Collected data entries
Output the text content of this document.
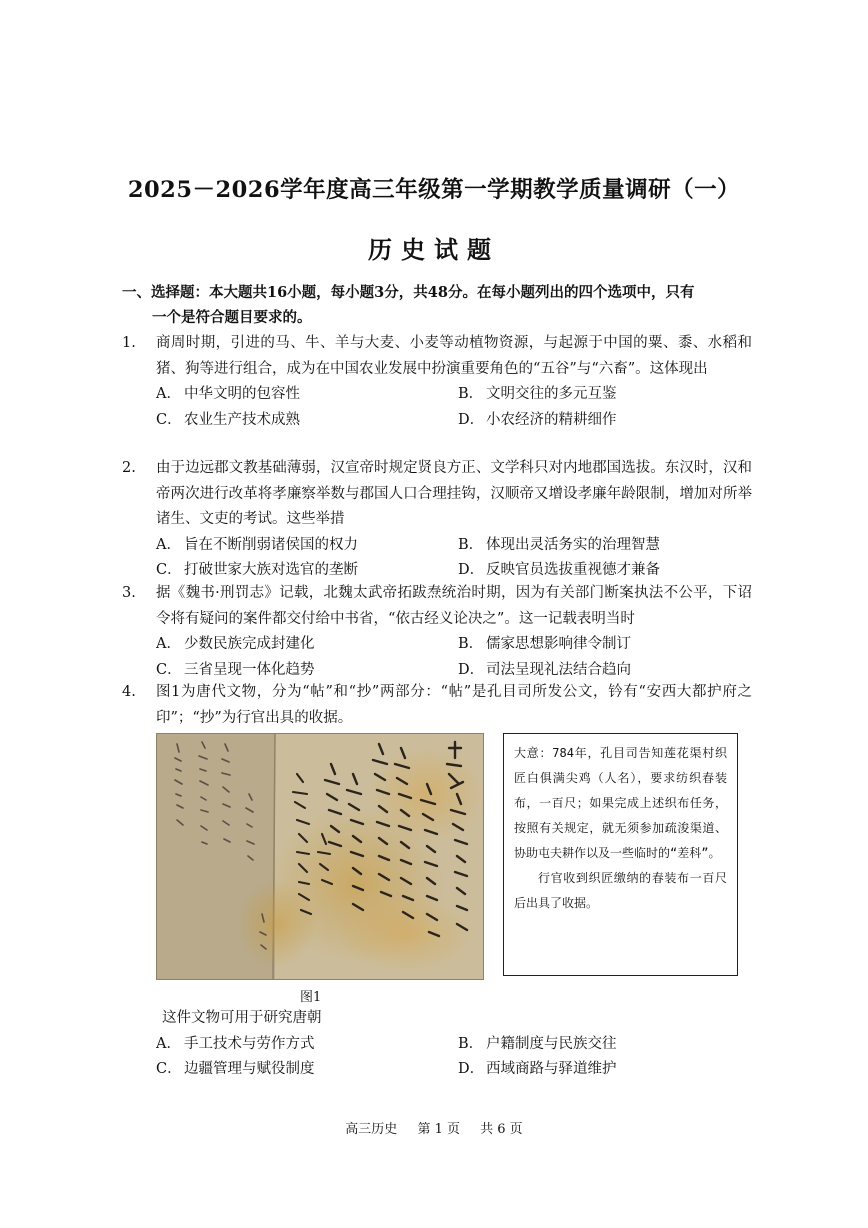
2025－2026学年度高三年级第一学期教学质量调研（一）
历史试题
一、选择题：本大题共16小题，每小题3分，共48分。在每小题列出的四个选项中，只有
一个是符合题目要求的。
1.	商周时期，引进的马、牛、羊与大麦、小麦等动植物资源，与起源于中国的粟、黍、水稻和猪、狗等进行组合，成为在中国农业发展中扮演重要角色的“五谷”与“六畜”。这体现出
A． 中华文明的包容性	B． 文明交往的多元互鉴
C． 农业生产技术成熟	D． 小农经济的精耕细作
2.	由于边远郡文教基础薄弱，汉宣帝时规定贤良方正、文学科只对内地郡国选拔。东汉时，汉和帝两次进行改革将孝廉察举数与郡国人口合理挂钩，汉顺帝又增设孝廉年龄限制，增加对所举诸生、文吏的考试。这些举措
A． 旨在不断削弱诸侯国的权力	B． 体现出灵活务实的治理智慧
C． 打破世家大族对选官的垄断	D． 反映官员选拔重视德才兼备
3.	据《魏书·刑罚志》记载，北魏太武帝拓跋焘统治时期，因为有关部门断案执法不公平，下诏令将有疑问的案件都交付给中书省，“依古经义论决之”。这一记载表明当时
A． 少数民族完成封建化	B． 儒家思想影响律令制订
C． 三省呈现一体化趋势	D． 司法呈现礼法结合趋向
4.	图1为唐代文物，分为“帖”和“抄”两部分：“帖”是孔目司所发公文，钤有“安西大都护府之印”；“抄”为行官出具的收据。
图1

大意：784年，孔目司告知莲花渠村织匠白俱满尖鸡（人名），要求纺织春装布，一百尺；如果完成上述织布任务，按照有关规定，就无须参加疏浚渠道、协助屯夫耕作以及一些临时的“差科”。

行官收到织匠缴纳的春装布一百尺后出具了收据。

这件文物可用于研究唐朝
A． 手工技术与劳作方式	B． 户籍制度与民族交往
C． 边疆管理与赋役制度	D． 西域商路与驿道维护
高三历史 第 1 页 共 6 页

▶ [GIVEN INSTRUCTION]
Please write out all of the material above without changing a word, and omit any pictures.

▶ [EXERCISE RESPONSE]
Output the text content of this document.
2025－2026学年度高三年级第一学期教学质量调研（一）
历史试题
一、选择题：本大题共16小题，每小题3分，共48分。在每小题列出的四个选项中，只有
一个是符合题目要求的。
1.	商周时期，引进的马、牛、羊与大麦、小麦等动植物资源，与起源于中国的粟、黍、水稻和猪、狗等进行组合，成为在中国农业发展中扮演重要角色的“五谷”与“六畜”。这体现出
A． 中华文明的包容性	B． 文明交往的多元互鉴
C． 农业生产技术成熟	D． 小农经济的精耕细作
2.	由于边远郡文教基础薄弱，汉宣帝时规定贤良方正、文学科只对内地郡国选拔。东汉时，汉和帝两次进行改革将孝廉察举数与郡国人口合理挂钩，汉顺帝又增设孝廉年龄限制，增加对所举诸生、文吏的考试。这些举措
A． 旨在不断削弱诸侯国的权力	B． 体现出灵活务实的治理智慧
C． 打破世家大族对选官的垄断	D． 反映官员选拔重视德才兼备
3.	据《魏书·刑罚志》记载，北魏太武帝拓跋焘统治时期，因为有关部门断案执法不公平，下诏令将有疑问的案件都交付给中书省，“依古经义论决之”。这一记载表明当时
A． 少数民族完成封建化	B． 儒家思想影响律令制订
C． 三省呈现一体化趋势	D． 司法呈现礼法结合趋向
4.	图1为唐代文物，分为“帖”和“抄”两部分：“帖”是孔目司所发公文，钤有“安西大都护府之印”；“抄”为行官出具的收据。
图1

大意：784年，孔目司告知莲花渠村织匠白俱满尖鸡（人名），要求纺织春装布，一百尺；如果完成上述织布任务，按照有关规定，就无须参加疏浚渠道、协助屯夫耕作以及一些临时的“差科”。

行官收到织匠缴纳的春装布一百尺后出具了收据。

这件文物可用于研究唐朝
A． 手工技术与劳作方式	B． 户籍制度与民族交往
C． 边疆管理与赋役制度	D． 西域商路与驿道维护
高三历史 第 1 页 共 6 页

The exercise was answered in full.